Records from a data collection:
──────

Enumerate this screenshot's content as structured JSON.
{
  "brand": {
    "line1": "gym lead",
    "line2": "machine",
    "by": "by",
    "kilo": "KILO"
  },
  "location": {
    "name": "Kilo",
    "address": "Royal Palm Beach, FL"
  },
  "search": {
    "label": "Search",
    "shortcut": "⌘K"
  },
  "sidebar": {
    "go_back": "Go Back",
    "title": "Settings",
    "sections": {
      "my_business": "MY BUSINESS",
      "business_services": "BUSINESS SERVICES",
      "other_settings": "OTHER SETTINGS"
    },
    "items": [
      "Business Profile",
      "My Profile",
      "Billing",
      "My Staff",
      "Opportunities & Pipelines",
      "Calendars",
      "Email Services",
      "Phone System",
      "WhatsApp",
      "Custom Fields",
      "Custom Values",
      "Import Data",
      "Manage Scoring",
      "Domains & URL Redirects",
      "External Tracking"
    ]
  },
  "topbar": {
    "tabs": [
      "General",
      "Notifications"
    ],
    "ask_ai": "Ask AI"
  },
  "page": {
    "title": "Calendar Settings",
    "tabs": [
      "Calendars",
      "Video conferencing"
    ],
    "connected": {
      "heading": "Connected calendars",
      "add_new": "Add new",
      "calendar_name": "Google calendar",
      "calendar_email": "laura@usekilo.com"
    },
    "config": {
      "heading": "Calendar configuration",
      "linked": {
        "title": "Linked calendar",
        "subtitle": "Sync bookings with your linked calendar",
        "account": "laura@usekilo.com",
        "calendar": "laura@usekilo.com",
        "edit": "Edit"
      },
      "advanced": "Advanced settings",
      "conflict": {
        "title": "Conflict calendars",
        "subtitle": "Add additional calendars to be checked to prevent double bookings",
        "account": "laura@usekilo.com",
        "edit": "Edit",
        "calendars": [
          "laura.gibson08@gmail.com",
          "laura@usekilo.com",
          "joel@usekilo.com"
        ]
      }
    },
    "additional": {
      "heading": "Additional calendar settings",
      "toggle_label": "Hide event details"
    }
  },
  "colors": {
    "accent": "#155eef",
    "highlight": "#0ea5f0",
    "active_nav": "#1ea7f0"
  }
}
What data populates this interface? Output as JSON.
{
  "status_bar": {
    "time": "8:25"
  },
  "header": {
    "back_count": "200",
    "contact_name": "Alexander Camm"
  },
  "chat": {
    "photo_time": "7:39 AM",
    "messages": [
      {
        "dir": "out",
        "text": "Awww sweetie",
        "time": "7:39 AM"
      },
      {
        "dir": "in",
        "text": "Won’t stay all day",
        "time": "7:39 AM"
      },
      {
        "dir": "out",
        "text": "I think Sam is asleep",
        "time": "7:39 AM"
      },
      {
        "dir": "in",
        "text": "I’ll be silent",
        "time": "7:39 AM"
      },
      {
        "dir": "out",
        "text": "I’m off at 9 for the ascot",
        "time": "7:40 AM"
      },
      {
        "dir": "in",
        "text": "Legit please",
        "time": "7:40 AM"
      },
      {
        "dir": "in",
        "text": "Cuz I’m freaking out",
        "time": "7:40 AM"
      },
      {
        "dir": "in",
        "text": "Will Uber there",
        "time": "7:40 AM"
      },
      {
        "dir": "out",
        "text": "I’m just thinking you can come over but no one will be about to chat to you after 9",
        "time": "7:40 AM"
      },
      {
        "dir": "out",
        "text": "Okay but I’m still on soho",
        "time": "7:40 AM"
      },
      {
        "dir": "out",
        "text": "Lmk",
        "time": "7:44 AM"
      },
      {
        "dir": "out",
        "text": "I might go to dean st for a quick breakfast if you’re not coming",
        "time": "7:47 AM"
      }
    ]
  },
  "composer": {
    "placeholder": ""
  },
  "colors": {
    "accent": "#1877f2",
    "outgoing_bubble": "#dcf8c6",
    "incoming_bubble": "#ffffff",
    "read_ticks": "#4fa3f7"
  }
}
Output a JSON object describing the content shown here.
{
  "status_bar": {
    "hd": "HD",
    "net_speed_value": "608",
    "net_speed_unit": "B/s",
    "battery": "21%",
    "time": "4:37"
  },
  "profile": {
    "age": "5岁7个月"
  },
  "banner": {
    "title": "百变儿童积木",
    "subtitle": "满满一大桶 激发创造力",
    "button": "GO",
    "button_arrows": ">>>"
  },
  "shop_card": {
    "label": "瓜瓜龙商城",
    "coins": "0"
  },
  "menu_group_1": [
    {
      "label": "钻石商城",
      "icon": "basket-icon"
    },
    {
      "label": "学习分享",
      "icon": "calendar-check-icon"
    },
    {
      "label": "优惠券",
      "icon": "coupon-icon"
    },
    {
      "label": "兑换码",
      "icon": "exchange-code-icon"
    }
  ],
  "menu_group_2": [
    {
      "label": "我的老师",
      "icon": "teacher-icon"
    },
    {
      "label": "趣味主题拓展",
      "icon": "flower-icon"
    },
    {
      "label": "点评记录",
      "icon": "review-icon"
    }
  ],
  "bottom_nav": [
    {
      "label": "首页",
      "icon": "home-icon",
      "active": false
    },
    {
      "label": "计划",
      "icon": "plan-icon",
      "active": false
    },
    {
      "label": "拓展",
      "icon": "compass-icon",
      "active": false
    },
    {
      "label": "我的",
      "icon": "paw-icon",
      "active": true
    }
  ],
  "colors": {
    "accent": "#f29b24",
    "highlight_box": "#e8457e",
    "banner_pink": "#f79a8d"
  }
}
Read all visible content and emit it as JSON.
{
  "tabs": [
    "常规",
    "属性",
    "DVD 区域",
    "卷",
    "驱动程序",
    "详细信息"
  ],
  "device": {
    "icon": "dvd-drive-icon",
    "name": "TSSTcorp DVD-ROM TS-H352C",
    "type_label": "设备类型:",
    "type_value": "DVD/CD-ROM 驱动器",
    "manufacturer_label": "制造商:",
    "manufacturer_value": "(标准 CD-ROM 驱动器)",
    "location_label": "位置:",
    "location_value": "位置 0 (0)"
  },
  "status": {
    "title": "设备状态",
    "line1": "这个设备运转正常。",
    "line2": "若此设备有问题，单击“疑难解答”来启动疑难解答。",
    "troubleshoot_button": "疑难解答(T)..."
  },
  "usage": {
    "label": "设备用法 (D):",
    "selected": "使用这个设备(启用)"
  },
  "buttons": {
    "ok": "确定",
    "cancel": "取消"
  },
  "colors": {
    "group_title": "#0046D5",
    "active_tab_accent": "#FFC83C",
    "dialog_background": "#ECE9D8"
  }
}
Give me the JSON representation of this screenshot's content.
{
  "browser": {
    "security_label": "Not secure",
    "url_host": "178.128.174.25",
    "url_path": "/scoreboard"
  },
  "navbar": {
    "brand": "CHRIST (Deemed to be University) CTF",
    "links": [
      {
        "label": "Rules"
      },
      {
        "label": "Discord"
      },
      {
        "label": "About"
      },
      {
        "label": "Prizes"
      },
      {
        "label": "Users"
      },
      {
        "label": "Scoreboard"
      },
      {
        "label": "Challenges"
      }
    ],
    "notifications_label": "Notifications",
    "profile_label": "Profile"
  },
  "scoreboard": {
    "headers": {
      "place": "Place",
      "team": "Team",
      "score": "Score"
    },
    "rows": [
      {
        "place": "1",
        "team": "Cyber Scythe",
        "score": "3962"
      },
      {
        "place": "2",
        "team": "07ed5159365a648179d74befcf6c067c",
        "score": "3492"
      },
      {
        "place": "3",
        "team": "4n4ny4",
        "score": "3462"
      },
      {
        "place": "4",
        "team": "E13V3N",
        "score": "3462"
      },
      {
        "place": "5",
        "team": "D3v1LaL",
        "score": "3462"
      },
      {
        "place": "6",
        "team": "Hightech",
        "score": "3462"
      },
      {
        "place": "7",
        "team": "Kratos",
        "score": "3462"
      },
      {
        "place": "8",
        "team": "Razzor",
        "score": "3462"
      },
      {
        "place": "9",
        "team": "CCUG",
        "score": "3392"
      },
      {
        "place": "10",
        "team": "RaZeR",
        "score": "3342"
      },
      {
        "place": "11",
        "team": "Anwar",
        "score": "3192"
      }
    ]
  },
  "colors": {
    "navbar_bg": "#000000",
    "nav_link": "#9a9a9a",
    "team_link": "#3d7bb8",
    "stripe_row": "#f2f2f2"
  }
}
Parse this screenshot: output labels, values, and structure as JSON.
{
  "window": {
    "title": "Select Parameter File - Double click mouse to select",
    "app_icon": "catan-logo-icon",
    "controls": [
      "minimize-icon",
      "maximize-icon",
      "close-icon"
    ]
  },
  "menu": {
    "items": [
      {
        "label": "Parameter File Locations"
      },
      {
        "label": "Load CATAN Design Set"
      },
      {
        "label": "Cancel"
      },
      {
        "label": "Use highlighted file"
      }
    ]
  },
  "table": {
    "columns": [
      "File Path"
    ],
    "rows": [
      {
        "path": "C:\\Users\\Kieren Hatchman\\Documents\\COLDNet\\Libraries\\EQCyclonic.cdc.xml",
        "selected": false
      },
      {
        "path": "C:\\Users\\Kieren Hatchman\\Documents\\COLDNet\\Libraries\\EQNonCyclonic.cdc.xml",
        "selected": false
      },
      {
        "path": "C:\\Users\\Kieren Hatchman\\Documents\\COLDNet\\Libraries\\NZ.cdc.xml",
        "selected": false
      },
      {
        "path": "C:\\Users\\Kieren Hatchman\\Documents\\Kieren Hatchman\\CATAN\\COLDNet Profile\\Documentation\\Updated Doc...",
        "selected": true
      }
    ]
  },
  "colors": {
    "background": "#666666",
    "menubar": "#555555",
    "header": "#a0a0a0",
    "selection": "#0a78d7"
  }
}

──────

PROBLEM.
Find the word "laura" and list each line it appears in.

TASK SOLUTION.
      "calendar_email": "laura@usekilo.com"
        "account": "laura@usekilo.com",
        "calendar": "laura@usekilo.com",
        "account": "laura@usekilo.com",
          "laura.gibson08@gmail.com",
          "laura@usekilo.com",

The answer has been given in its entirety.